EXERCISE DIRECTIONS:
Retype the listing that follows, word for word.

Figure data in JSON:
## begin

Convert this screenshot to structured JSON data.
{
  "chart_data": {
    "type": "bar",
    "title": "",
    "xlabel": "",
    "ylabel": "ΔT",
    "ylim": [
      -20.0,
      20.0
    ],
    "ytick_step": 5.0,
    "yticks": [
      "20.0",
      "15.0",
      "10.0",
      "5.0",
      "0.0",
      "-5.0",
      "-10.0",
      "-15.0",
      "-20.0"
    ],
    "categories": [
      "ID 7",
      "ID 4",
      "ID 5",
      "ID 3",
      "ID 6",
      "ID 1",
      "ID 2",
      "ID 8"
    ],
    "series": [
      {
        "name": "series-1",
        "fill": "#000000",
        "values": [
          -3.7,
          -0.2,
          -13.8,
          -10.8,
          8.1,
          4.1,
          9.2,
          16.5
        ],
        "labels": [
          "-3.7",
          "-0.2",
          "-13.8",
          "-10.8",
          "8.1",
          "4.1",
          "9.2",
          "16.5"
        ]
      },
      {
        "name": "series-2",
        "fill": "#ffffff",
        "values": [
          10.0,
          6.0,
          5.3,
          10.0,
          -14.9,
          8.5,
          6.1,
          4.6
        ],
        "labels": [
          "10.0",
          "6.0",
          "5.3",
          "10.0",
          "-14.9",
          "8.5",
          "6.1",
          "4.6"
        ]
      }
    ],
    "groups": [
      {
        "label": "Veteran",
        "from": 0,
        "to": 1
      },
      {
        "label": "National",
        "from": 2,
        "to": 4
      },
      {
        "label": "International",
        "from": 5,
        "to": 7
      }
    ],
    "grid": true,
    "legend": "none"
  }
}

## end

TASK RESPONSE:
Convert this screenshot to structured JSON data.
{
  "chart_data": {
    "type": "bar",
    "title": "",
    "xlabel": "",
    "ylabel": "ΔT",
    "ylim": [
      -20.0,
      20.0
    ],
    "ytick_step": 5.0,
    "yticks": [
      "20.0",
      "15.0",
      "10.0",
      "5.0",
      "0.0",
      "-5.0",
      "-10.0",
      "-15.0",
      "-20.0"
    ],
    "categories": [
      "ID 7",
      "ID 4",
      "ID 5",
      "ID 3",
      "ID 6",
      "ID 1",
      "ID 2",
      "ID 8"
    ],
    "series": [
      {
        "name": "series-1",
        "fill": "#000000",
        "values": [
          -3.7,
          -0.2,
          -13.8,
          -10.8,
          8.1,
          4.1,
          9.2,
          16.5
        ],
        "labels": [
          "-3.7",
          "-0.2",
          "-13.8",
          "-10.8",
          "8.1",
          "4.1",
          "9.2",
          "16.5"
        ]
      },
      {
        "name": "series-2",
        "fill": "#ffffff",
        "values": [
          10.0,
          6.0,
          5.3,
          10.0,
          -14.9,
          8.5,
          6.1,
          4.6
        ],
        "labels": [
          "10.0",
          "6.0",
          "5.3",
          "10.0",
          "-14.9",
          "8.5",
          "6.1",
          "4.6"
        ]
      }
    ],
    "groups": [
      {
        "label": "Veteran",
        "from": 0,
        "to": 1
      },
      {
        "label": "National",
        "from": 2,
        "to": 4
      },
      {
        "label": "International",
        "from": 5,
        "to": 7
      }
    ],
    "grid": true,
    "legend": "none"
  }
}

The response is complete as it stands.